• _Problem statement_
Carry none of the pictures over; set down the material below exactly.

• _Exercise material_
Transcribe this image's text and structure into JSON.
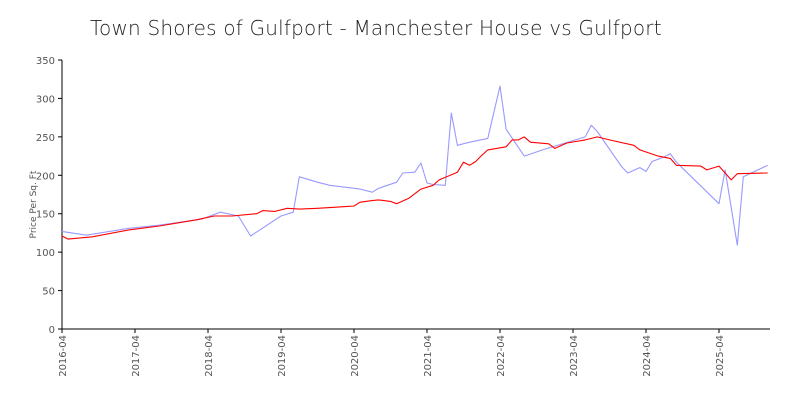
{
  "chart_data": {
    "type": "line",
    "title": "Town Shores of Gulfport - Manchester House vs Gulfport",
    "xlabel": "",
    "ylabel": "Price Per Sq. Ft",
    "ylim": [
      0,
      350
    ],
    "yticks": [
      "0",
      "50",
      "100",
      "150",
      "200",
      "250",
      "300",
      "350"
    ],
    "xticks": [
      "2016-04",
      "2017-04",
      "2018-04",
      "2019-04",
      "2020-04",
      "2021-04",
      "2022-04",
      "2023-04",
      "2024-04",
      "2025-04"
    ],
    "grid": false,
    "series": [
      {
        "color": "#9999ff",
        "points": [
          [
            "2016-04",
            127
          ],
          [
            "2016-08",
            122
          ],
          [
            "2017-03",
            131
          ],
          [
            "2017-08",
            135
          ],
          [
            "2018-03",
            143
          ],
          [
            "2018-06",
            152
          ],
          [
            "2018-09",
            147
          ],
          [
            "2018-11",
            121
          ],
          [
            "2019-04",
            147
          ],
          [
            "2019-06",
            152
          ],
          [
            "2019-07",
            198
          ],
          [
            "2019-10",
            191
          ],
          [
            "2019-12",
            187
          ],
          [
            "2020-05",
            182
          ],
          [
            "2020-07",
            178
          ],
          [
            "2020-08",
            183
          ],
          [
            "2020-11",
            191
          ],
          [
            "2020-12",
            203
          ],
          [
            "2021-02",
            204
          ],
          [
            "2021-03",
            216
          ],
          [
            "2021-04",
            190
          ],
          [
            "2021-05",
            188
          ],
          [
            "2021-07",
            187
          ],
          [
            "2021-08",
            281
          ],
          [
            "2021-09",
            239
          ],
          [
            "2021-11",
            243
          ],
          [
            "2022-02",
            248
          ],
          [
            "2022-04",
            316
          ],
          [
            "2022-05",
            260
          ],
          [
            "2022-08",
            225
          ],
          [
            "2022-11",
            233
          ],
          [
            "2023-06",
            250
          ],
          [
            "2023-07",
            265
          ],
          [
            "2023-08",
            257
          ],
          [
            "2023-12",
            211
          ],
          [
            "2024-01",
            203
          ],
          [
            "2024-03",
            210
          ],
          [
            "2024-04",
            205
          ],
          [
            "2024-05",
            218
          ],
          [
            "2024-07",
            224
          ],
          [
            "2024-08",
            228
          ],
          [
            "2024-09",
            217
          ],
          [
            "2025-04",
            163
          ],
          [
            "2025-05",
            207
          ],
          [
            "2025-07",
            109
          ],
          [
            "2025-08",
            198
          ],
          [
            "2025-12",
            213
          ]
        ]
      },
      {
        "color": "#ff0000",
        "points": [
          [
            "2016-04",
            121
          ],
          [
            "2016-05",
            117
          ],
          [
            "2016-09",
            120
          ],
          [
            "2017-03",
            129
          ],
          [
            "2017-08",
            134
          ],
          [
            "2018-02",
            142
          ],
          [
            "2018-05",
            147
          ],
          [
            "2018-08",
            147
          ],
          [
            "2018-12",
            150
          ],
          [
            "2019-01",
            154
          ],
          [
            "2019-03",
            153
          ],
          [
            "2019-05",
            157
          ],
          [
            "2019-07",
            156
          ],
          [
            "2019-10",
            157
          ],
          [
            "2020-02",
            159
          ],
          [
            "2020-04",
            160
          ],
          [
            "2020-05",
            165
          ],
          [
            "2020-07",
            167
          ],
          [
            "2020-08",
            168
          ],
          [
            "2020-10",
            166
          ],
          [
            "2020-11",
            163
          ],
          [
            "2021-01",
            170
          ],
          [
            "2021-03",
            182
          ],
          [
            "2021-05",
            187
          ],
          [
            "2021-06",
            194
          ],
          [
            "2021-09",
            204
          ],
          [
            "2021-10",
            217
          ],
          [
            "2021-11",
            213
          ],
          [
            "2021-12",
            218
          ],
          [
            "2022-01",
            226
          ],
          [
            "2022-02",
            233
          ],
          [
            "2022-05",
            237
          ],
          [
            "2022-06",
            246
          ],
          [
            "2022-07",
            246
          ],
          [
            "2022-08",
            250
          ],
          [
            "2022-09",
            243
          ],
          [
            "2022-12",
            241
          ],
          [
            "2023-01",
            235
          ],
          [
            "2023-03",
            242
          ],
          [
            "2023-06",
            246
          ],
          [
            "2023-08",
            250
          ],
          [
            "2023-10",
            246
          ],
          [
            "2024-02",
            239
          ],
          [
            "2024-03",
            233
          ],
          [
            "2024-06",
            225
          ],
          [
            "2024-08",
            222
          ],
          [
            "2024-09",
            213
          ],
          [
            "2025-01",
            212
          ],
          [
            "2025-02",
            207
          ],
          [
            "2025-04",
            212
          ],
          [
            "2025-06",
            194
          ],
          [
            "2025-07",
            202
          ],
          [
            "2025-12",
            203
          ]
        ]
      }
    ]
  }
}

• _Task output_
Transcribe this image's text and structure into JSON.
{
  "chart_data": {
    "type": "line",
    "title": "Town Shores of Gulfport - Manchester House vs Gulfport",
    "xlabel": "",
    "ylabel": "Price Per Sq. Ft",
    "ylim": [
      0,
      350
    ],
    "yticks": [
      "0",
      "50",
      "100",
      "150",
      "200",
      "250",
      "300",
      "350"
    ],
    "xticks": [
      "2016-04",
      "2017-04",
      "2018-04",
      "2019-04",
      "2020-04",
      "2021-04",
      "2022-04",
      "2023-04",
      "2024-04",
      "2025-04"
    ],
    "grid": false,
    "series": [
      {
        "color": "#9999ff",
        "points": [
          [
            "2016-04",
            127
          ],
          [
            "2016-08",
            122
          ],
          [
            "2017-03",
            131
          ],
          [
            "2017-08",
            135
          ],
          [
            "2018-03",
            143
          ],
          [
            "2018-06",
            152
          ],
          [
            "2018-09",
            147
          ],
          [
            "2018-11",
            121
          ],
          [
            "2019-04",
            147
          ],
          [
            "2019-06",
            152
          ],
          [
            "2019-07",
            198
          ],
          [
            "2019-10",
            191
          ],
          [
            "2019-12",
            187
          ],
          [
            "2020-05",
            182
          ],
          [
            "2020-07",
            178
          ],
          [
            "2020-08",
            183
          ],
          [
            "2020-11",
            191
          ],
          [
            "2020-12",
            203
          ],
          [
            "2021-02",
            204
          ],
          [
            "2021-03",
            216
          ],
          [
            "2021-04",
            190
          ],
          [
            "2021-05",
            188
          ],
          [
            "2021-07",
            187
          ],
          [
            "2021-08",
            281
          ],
          [
            "2021-09",
            239
          ],
          [
            "2021-11",
            243
          ],
          [
            "2022-02",
            248
          ],
          [
            "2022-04",
            316
          ],
          [
            "2022-05",
            260
          ],
          [
            "2022-08",
            225
          ],
          [
            "2022-11",
            233
          ],
          [
            "2023-06",
            250
          ],
          [
            "2023-07",
            265
          ],
          [
            "2023-08",
            257
          ],
          [
            "2023-12",
            211
          ],
          [
            "2024-01",
            203
          ],
          [
            "2024-03",
            210
          ],
          [
            "2024-04",
            205
          ],
          [
            "2024-05",
            218
          ],
          [
            "2024-07",
            224
          ],
          [
            "2024-08",
            228
          ],
          [
            "2024-09",
            217
          ],
          [
            "2025-04",
            163
          ],
          [
            "2025-05",
            207
          ],
          [
            "2025-07",
            109
          ],
          [
            "2025-08",
            198
          ],
          [
            "2025-12",
            213
          ]
        ]
      },
      {
        "color": "#ff0000",
        "points": [
          [
            "2016-04",
            121
          ],
          [
            "2016-05",
            117
          ],
          [
            "2016-09",
            120
          ],
          [
            "2017-03",
            129
          ],
          [
            "2017-08",
            134
          ],
          [
            "2018-02",
            142
          ],
          [
            "2018-05",
            147
          ],
          [
            "2018-08",
            147
          ],
          [
            "2018-12",
            150
          ],
          [
            "2019-01",
            154
          ],
          [
            "2019-03",
            153
          ],
          [
            "2019-05",
            157
          ],
          [
            "2019-07",
            156
          ],
          [
            "2019-10",
            157
          ],
          [
            "2020-02",
            159
          ],
          [
            "2020-04",
            160
          ],
          [
            "2020-05",
            165
          ],
          [
            "2020-07",
            167
          ],
          [
            "2020-08",
            168
          ],
          [
            "2020-10",
            166
          ],
          [
            "2020-11",
            163
          ],
          [
            "2021-01",
            170
          ],
          [
            "2021-03",
            182
          ],
          [
            "2021-05",
            187
          ],
          [
            "2021-06",
            194
          ],
          [
            "2021-09",
            204
          ],
          [
            "2021-10",
            217
          ],
          [
            "2021-11",
            213
          ],
          [
            "2021-12",
            218
          ],
          [
            "2022-01",
            226
          ],
          [
            "2022-02",
            233
          ],
          [
            "2022-05",
            237
          ],
          [
            "2022-06",
            246
          ],
          [
            "2022-07",
            246
          ],
          [
            "2022-08",
            250
          ],
          [
            "2022-09",
            243
          ],
          [
            "2022-12",
            241
          ],
          [
            "2023-01",
            235
          ],
          [
            "2023-03",
            242
          ],
          [
            "2023-06",
            246
          ],
          [
            "2023-08",
            250
          ],
          [
            "2023-10",
            246
          ],
          [
            "2024-02",
            239
          ],
          [
            "2024-03",
            233
          ],
          [
            "2024-06",
            225
          ],
          [
            "2024-08",
            222
          ],
          [
            "2024-09",
            213
          ],
          [
            "2025-01",
            212
          ],
          [
            "2025-02",
            207
          ],
          [
            "2025-04",
            212
          ],
          [
            "2025-06",
            194
          ],
          [
            "2025-07",
            202
          ],
          [
            "2025-12",
            203
          ]
        ]
      }
    ]
  }
}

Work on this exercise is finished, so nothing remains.